— Begin Material provided —

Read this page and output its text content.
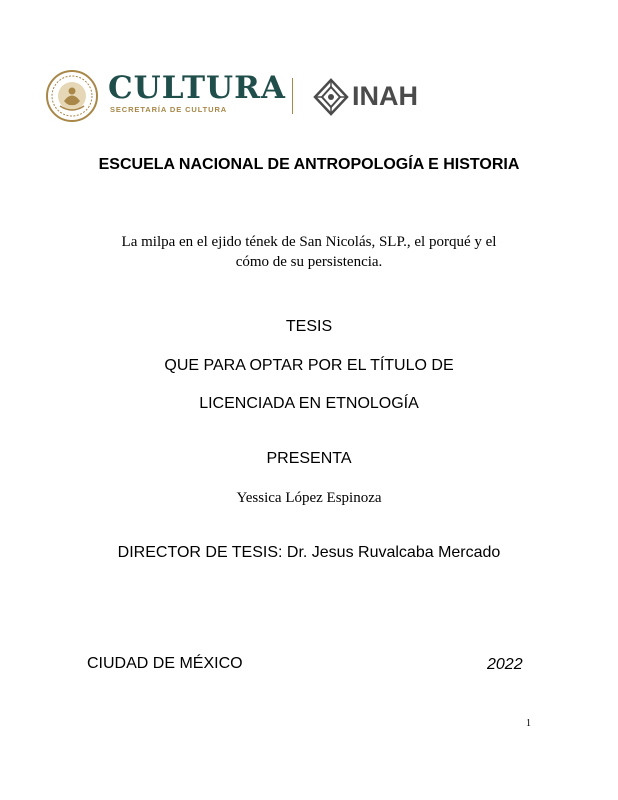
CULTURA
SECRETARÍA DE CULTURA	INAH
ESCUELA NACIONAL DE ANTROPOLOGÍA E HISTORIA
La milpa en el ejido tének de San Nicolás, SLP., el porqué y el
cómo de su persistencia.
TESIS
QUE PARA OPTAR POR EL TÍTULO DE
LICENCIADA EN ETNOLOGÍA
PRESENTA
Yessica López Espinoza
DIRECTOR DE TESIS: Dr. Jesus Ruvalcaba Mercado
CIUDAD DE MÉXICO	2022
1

— End Material provided —
— Begin Material provided —

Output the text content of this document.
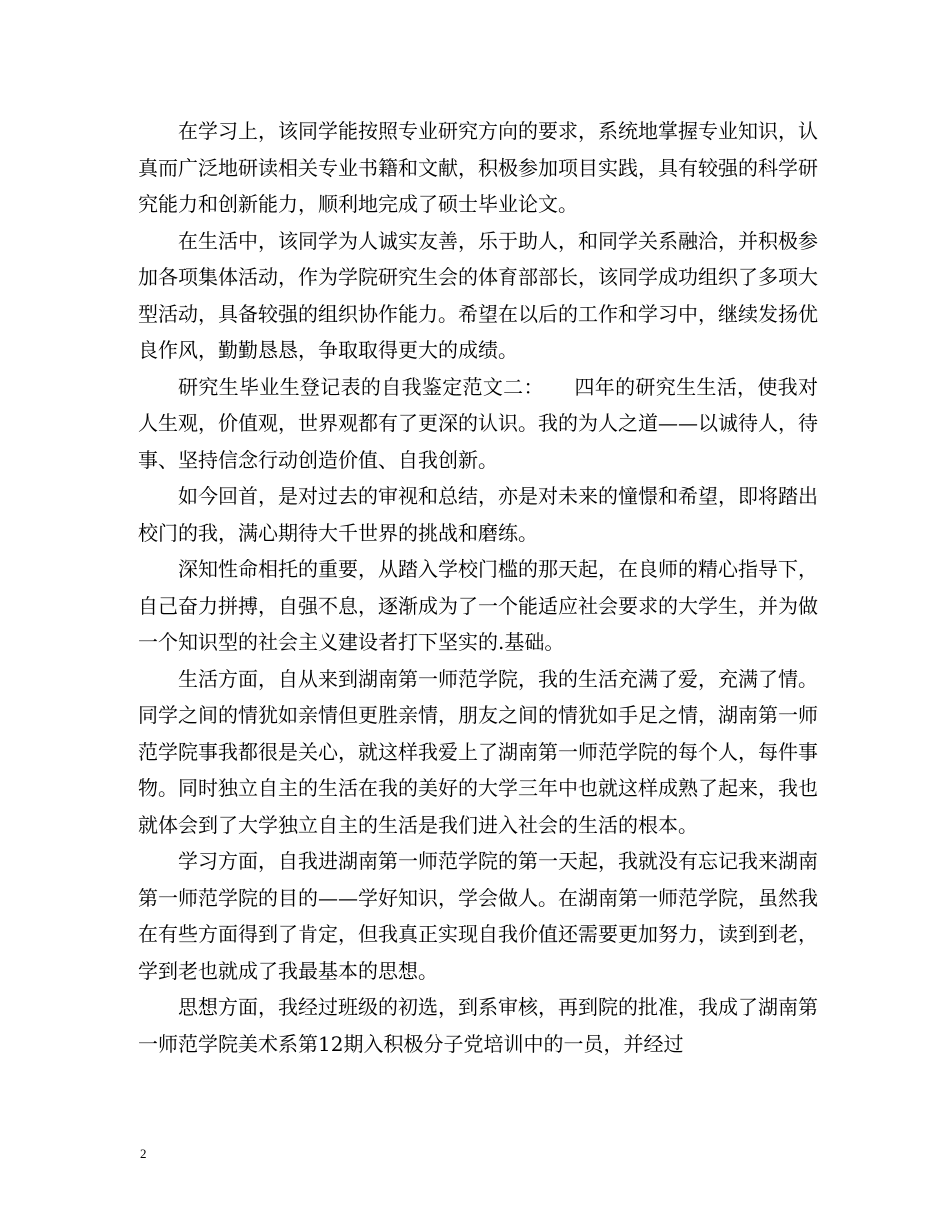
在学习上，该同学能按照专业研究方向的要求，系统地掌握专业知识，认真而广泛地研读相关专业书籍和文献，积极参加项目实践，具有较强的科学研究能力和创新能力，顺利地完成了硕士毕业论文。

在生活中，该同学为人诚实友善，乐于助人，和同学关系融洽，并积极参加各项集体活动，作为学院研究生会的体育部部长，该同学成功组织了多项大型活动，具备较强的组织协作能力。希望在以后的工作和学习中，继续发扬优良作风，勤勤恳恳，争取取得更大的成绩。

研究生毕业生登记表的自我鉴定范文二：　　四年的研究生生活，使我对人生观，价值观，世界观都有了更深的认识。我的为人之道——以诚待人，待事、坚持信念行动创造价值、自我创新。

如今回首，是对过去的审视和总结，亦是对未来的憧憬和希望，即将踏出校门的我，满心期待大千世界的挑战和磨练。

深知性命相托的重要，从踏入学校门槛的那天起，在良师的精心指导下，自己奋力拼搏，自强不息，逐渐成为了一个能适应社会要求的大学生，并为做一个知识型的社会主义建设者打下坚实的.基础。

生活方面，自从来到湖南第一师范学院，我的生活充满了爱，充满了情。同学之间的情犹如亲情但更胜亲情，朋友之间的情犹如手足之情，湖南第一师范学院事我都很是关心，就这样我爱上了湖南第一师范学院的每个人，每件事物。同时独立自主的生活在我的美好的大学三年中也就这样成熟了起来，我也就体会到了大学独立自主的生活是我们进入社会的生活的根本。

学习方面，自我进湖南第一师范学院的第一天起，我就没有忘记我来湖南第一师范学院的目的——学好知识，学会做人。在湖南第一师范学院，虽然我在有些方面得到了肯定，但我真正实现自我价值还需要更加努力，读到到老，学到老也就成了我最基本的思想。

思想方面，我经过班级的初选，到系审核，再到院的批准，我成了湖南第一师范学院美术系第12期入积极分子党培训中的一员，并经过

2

— End Material provided —
— Begin Material provided —

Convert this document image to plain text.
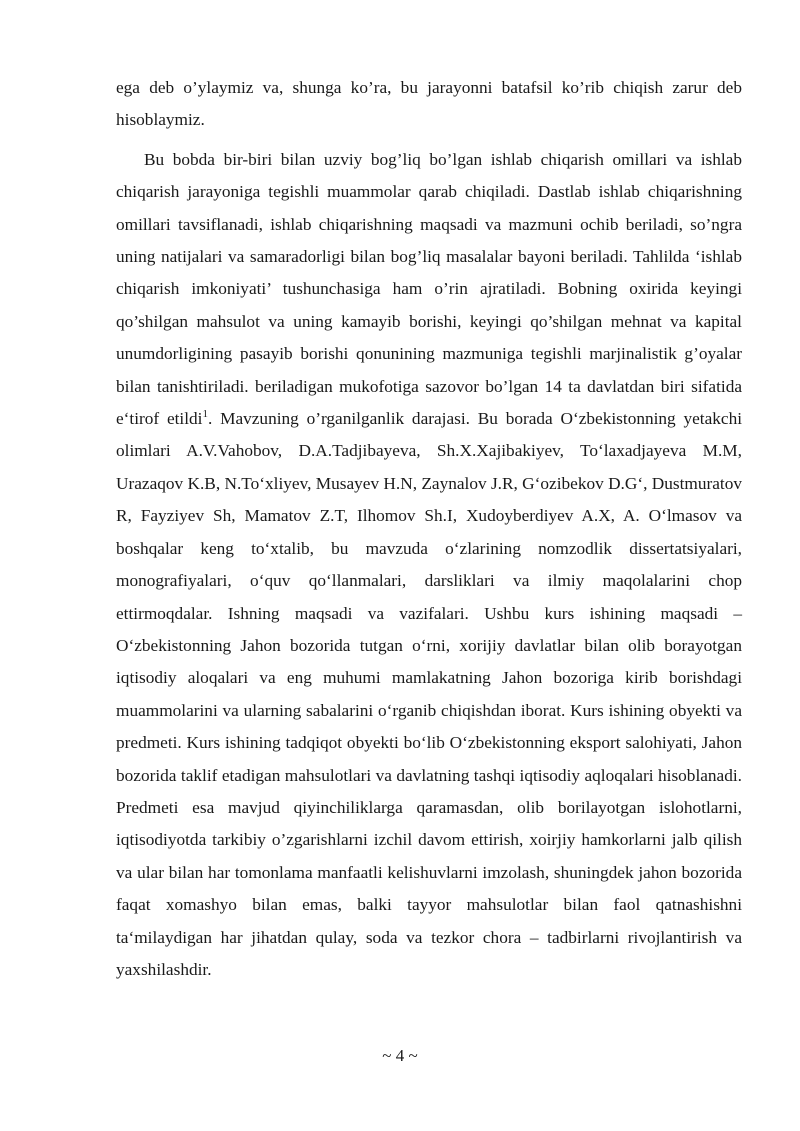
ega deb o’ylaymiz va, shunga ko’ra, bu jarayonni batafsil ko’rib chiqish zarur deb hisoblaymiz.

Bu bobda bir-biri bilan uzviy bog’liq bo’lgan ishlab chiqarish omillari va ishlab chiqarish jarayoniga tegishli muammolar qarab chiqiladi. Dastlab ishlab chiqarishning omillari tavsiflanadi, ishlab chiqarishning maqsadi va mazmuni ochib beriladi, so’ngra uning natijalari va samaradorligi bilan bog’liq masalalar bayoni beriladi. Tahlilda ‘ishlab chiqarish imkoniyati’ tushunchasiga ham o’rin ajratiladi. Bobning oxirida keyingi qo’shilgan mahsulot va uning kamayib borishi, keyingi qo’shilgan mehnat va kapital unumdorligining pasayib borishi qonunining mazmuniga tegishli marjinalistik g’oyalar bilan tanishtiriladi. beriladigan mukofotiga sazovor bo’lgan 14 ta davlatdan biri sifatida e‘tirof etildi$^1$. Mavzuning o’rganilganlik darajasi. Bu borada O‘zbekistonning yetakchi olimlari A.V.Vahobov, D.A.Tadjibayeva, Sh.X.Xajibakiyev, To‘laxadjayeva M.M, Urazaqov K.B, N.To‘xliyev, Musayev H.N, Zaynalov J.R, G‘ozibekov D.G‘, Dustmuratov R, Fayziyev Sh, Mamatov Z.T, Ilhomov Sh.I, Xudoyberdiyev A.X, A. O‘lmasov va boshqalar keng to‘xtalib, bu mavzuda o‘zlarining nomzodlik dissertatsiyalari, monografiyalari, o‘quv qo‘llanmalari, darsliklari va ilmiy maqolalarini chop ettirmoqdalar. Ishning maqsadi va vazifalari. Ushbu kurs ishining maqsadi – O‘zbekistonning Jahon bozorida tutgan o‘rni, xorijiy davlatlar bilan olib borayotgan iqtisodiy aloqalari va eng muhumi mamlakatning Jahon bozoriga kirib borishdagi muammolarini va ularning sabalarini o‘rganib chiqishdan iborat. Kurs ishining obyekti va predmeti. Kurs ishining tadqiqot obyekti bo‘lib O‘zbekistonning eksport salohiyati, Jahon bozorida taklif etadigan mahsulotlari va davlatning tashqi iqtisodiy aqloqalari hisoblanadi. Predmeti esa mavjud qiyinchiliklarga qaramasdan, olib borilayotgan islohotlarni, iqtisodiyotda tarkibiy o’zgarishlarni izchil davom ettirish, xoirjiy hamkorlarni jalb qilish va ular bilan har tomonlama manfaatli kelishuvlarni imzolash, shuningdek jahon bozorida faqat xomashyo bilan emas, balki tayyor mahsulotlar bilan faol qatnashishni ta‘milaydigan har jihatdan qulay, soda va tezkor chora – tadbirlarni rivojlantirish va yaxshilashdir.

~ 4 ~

— End Material provided —

Read through the data and copy every line where "CULTURA" shows up.

● **Answer in full**:
CULTURA
SECRETARÍA DE CULTURA	INAH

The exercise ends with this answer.